Work required: Show every line in the records below that contains the word "JSON".
## Start
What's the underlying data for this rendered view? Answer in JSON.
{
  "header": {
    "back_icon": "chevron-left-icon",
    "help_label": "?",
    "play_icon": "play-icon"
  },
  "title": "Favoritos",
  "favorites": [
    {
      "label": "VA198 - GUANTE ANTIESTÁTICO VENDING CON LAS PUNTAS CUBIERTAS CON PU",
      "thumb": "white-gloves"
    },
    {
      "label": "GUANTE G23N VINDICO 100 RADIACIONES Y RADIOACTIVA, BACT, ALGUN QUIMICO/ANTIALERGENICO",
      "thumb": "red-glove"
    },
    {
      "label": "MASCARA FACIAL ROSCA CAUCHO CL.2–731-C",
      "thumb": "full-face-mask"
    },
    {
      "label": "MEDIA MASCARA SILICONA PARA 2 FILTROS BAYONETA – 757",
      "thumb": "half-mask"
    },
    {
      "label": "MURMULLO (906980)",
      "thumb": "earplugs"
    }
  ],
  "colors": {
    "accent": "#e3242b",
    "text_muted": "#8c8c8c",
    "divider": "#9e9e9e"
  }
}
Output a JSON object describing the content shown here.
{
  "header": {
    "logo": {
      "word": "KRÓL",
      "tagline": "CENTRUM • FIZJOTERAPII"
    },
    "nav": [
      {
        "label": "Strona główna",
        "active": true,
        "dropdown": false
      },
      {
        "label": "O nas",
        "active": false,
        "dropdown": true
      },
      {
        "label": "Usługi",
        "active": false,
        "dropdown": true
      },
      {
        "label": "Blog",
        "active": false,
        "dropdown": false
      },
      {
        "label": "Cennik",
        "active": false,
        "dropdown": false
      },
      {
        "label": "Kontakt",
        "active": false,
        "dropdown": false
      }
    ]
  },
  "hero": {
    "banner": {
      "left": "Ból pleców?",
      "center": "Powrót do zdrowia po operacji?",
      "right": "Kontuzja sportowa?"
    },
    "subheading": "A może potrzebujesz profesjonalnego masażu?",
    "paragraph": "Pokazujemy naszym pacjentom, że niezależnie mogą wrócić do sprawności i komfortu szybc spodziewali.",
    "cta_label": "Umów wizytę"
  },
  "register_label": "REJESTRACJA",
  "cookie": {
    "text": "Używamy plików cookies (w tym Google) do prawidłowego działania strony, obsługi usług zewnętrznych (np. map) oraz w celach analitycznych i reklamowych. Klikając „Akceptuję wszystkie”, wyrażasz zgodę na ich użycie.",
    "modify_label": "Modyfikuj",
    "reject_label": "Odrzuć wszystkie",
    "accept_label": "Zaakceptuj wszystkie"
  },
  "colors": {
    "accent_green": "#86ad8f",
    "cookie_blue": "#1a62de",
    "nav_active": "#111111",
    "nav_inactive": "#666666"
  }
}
## End
Exercise solution:
What's the underlying data for this rendered view? Answer in JSON.
Output a JSON object describing the content shown here.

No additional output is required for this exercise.